Across the entries below, how many lines contain the string "Launchpads"? Give only the count.

Dataset excerpt
-*-*-
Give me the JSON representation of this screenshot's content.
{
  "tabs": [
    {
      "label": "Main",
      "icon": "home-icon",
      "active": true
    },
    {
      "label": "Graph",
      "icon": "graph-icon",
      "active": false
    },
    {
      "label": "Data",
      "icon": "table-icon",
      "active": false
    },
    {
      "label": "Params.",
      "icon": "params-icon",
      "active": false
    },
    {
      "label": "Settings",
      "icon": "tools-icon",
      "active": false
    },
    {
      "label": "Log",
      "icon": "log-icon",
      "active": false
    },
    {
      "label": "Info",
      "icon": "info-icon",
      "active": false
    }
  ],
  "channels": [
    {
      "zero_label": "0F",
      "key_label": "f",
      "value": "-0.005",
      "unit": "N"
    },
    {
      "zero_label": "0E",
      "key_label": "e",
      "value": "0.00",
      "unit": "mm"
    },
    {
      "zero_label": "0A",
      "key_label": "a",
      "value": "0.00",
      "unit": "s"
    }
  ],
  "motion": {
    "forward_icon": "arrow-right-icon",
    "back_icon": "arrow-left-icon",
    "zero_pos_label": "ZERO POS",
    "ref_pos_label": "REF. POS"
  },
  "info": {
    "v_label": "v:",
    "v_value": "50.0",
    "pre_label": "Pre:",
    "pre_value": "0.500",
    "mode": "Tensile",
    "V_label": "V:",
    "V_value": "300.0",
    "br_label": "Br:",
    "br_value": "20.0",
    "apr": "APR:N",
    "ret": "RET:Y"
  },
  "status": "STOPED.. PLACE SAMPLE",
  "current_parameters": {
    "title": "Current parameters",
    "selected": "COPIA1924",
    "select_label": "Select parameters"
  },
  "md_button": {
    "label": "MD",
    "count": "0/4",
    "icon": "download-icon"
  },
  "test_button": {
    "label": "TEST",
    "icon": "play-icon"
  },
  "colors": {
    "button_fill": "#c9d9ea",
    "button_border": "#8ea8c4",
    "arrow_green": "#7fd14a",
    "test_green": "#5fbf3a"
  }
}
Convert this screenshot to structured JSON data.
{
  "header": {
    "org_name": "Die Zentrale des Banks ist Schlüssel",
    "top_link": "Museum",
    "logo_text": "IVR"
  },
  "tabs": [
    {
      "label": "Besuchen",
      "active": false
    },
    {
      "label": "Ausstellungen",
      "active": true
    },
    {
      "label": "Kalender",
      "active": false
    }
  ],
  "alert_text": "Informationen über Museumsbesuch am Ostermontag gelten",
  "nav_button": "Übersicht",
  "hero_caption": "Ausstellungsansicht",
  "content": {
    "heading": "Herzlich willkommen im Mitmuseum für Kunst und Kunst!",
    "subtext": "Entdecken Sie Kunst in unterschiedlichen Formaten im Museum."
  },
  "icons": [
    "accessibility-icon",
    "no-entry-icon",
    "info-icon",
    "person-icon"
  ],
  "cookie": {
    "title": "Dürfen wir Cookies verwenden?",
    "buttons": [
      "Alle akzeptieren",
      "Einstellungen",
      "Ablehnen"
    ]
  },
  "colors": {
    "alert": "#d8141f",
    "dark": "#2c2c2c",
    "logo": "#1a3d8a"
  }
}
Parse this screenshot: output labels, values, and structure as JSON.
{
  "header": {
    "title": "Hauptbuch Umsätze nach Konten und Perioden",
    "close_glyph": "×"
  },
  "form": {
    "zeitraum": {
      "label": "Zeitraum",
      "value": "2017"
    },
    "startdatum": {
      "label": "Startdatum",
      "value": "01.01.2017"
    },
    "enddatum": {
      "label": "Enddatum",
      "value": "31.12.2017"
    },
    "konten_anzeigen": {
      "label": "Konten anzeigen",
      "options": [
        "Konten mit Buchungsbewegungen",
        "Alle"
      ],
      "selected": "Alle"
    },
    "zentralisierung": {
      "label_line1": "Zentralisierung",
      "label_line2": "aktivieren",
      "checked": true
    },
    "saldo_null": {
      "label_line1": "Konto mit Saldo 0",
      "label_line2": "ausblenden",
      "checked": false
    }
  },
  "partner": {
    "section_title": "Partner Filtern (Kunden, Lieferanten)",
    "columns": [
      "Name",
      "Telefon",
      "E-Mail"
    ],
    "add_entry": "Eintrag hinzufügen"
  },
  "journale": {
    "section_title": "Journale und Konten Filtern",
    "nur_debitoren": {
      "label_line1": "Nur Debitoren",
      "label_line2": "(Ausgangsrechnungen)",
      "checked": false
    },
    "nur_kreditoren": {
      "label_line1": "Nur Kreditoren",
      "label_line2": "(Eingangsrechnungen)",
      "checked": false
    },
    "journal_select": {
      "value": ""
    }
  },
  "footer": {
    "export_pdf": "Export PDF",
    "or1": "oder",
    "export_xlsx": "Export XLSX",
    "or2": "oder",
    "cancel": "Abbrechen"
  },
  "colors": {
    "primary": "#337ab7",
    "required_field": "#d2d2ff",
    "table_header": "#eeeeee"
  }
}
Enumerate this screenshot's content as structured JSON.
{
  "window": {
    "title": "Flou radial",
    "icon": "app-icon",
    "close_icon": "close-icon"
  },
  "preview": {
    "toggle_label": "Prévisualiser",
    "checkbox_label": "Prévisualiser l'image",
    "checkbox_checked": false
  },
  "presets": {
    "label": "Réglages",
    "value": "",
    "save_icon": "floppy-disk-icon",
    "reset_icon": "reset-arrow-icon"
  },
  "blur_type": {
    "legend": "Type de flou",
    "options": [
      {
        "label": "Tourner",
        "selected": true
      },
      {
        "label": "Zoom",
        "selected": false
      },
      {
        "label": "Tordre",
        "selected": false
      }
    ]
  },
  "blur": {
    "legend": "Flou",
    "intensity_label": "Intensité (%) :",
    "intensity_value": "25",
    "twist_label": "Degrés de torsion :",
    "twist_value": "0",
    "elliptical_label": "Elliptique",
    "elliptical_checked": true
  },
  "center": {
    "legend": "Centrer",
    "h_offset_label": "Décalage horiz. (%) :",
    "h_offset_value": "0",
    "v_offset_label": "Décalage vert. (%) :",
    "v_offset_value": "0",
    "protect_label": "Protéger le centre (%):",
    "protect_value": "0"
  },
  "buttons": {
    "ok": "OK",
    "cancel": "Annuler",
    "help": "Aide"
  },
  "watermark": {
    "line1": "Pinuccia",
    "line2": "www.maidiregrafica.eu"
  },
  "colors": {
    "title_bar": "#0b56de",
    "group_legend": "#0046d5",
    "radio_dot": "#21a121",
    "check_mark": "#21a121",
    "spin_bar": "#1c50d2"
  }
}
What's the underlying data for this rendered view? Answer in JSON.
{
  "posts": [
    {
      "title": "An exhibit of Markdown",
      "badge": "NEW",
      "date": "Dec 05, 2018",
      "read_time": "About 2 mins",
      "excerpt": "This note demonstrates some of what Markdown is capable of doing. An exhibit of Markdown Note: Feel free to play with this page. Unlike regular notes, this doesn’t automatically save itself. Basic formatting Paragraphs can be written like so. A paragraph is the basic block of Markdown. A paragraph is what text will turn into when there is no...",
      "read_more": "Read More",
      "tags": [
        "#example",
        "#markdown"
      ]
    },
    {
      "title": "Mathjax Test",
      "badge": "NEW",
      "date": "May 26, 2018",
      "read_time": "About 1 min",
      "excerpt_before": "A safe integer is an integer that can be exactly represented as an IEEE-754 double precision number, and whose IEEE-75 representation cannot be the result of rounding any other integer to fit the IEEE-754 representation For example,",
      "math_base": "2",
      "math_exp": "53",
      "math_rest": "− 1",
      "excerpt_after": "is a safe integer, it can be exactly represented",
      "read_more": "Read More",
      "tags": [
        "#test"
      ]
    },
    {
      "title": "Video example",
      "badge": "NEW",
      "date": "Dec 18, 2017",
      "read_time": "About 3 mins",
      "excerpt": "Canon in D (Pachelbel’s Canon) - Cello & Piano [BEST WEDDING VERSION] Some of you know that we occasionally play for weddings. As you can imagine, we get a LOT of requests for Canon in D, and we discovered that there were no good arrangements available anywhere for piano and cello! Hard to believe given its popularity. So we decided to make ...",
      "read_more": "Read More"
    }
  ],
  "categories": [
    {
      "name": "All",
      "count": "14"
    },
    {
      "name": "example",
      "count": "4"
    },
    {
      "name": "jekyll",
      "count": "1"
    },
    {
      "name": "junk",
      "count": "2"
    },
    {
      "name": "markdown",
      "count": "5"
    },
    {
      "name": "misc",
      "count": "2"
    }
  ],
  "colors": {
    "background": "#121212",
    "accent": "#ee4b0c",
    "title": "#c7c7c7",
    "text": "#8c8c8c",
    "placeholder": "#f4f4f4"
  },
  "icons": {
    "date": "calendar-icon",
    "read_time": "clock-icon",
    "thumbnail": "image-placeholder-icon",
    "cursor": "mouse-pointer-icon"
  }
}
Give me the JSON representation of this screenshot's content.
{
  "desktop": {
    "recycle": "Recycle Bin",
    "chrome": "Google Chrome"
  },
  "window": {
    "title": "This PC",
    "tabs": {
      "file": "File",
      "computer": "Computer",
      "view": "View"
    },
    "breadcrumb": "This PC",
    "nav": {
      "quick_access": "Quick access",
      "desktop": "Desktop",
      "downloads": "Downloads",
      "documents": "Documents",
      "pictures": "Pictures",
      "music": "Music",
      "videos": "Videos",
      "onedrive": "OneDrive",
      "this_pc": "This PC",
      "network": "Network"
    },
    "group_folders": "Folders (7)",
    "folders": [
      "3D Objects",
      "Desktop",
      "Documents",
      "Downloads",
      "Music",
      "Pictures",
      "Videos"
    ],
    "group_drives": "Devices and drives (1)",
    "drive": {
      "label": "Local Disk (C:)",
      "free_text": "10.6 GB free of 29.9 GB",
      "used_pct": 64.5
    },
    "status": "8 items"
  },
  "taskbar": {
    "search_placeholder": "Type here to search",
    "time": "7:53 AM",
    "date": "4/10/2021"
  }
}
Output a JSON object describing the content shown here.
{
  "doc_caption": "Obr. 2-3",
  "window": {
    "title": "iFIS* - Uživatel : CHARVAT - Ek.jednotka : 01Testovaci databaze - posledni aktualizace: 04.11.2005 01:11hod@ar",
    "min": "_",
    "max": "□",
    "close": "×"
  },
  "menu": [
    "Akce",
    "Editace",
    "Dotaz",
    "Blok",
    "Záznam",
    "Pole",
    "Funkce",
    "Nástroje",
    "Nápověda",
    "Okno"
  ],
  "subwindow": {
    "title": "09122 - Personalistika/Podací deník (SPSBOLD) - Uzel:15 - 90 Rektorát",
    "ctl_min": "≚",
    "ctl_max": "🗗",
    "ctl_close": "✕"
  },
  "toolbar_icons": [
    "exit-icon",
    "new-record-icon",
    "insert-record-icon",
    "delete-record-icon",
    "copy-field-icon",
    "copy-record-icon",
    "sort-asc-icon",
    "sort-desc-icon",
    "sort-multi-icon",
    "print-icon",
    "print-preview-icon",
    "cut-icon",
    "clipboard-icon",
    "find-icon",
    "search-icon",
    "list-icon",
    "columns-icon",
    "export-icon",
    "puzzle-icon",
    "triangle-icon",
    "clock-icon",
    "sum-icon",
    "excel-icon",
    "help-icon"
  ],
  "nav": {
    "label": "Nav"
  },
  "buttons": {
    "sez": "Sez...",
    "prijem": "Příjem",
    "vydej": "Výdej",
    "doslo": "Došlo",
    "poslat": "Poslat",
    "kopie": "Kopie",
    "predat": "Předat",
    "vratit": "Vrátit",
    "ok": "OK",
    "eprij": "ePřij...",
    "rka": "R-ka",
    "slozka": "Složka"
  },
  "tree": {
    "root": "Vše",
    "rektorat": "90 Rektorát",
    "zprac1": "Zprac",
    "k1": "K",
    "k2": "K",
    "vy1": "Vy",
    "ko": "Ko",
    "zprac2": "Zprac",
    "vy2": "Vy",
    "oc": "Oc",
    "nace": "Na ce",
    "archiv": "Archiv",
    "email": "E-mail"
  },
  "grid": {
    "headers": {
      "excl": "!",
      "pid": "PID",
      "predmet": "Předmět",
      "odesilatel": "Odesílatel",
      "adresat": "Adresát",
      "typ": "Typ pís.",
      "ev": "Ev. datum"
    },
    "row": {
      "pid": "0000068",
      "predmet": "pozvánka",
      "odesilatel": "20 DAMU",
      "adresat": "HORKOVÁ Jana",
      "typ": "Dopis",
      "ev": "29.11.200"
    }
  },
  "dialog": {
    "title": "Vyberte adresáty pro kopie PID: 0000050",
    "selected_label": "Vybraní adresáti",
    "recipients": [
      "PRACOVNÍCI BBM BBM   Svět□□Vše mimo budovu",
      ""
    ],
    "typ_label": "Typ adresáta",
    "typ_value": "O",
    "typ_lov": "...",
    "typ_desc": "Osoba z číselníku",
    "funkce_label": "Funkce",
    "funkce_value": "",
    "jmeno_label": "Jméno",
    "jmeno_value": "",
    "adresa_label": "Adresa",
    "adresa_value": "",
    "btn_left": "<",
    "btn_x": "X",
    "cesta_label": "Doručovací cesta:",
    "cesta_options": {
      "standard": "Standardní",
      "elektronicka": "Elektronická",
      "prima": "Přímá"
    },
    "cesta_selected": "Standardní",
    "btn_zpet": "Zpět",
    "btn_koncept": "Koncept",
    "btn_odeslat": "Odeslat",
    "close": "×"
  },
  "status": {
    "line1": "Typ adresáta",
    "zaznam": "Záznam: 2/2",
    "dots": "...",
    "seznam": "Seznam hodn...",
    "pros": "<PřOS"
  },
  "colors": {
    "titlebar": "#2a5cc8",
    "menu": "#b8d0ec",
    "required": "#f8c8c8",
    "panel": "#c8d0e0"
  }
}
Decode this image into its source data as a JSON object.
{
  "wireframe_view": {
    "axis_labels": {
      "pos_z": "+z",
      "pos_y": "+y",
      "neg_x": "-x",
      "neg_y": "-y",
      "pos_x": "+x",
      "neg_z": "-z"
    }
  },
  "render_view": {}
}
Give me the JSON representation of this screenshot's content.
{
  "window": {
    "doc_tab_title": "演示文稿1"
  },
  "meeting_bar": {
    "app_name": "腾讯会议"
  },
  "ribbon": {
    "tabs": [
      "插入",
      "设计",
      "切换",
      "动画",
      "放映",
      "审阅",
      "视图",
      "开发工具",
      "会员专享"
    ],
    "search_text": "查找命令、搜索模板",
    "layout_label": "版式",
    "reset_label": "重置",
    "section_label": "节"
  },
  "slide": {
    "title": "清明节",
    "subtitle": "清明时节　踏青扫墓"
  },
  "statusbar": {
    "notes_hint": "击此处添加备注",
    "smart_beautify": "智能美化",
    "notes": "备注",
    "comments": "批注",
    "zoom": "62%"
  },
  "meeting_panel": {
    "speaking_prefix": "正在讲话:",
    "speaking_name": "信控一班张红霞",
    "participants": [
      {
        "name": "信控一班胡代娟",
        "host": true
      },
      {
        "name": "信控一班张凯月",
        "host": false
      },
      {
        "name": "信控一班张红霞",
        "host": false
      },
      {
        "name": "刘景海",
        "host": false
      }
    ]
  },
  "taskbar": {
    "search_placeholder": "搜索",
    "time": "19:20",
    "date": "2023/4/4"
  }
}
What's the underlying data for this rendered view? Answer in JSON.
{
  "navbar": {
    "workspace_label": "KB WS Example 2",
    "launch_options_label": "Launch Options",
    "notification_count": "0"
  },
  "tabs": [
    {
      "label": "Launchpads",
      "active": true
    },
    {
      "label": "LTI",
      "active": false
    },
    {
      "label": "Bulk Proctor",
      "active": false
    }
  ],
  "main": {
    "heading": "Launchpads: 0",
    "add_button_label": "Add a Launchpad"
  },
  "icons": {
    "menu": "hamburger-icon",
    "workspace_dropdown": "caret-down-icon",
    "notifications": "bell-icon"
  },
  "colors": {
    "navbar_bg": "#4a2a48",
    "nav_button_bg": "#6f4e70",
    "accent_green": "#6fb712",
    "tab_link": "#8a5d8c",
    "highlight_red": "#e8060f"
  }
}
-*-*-
#### [Answer below]
2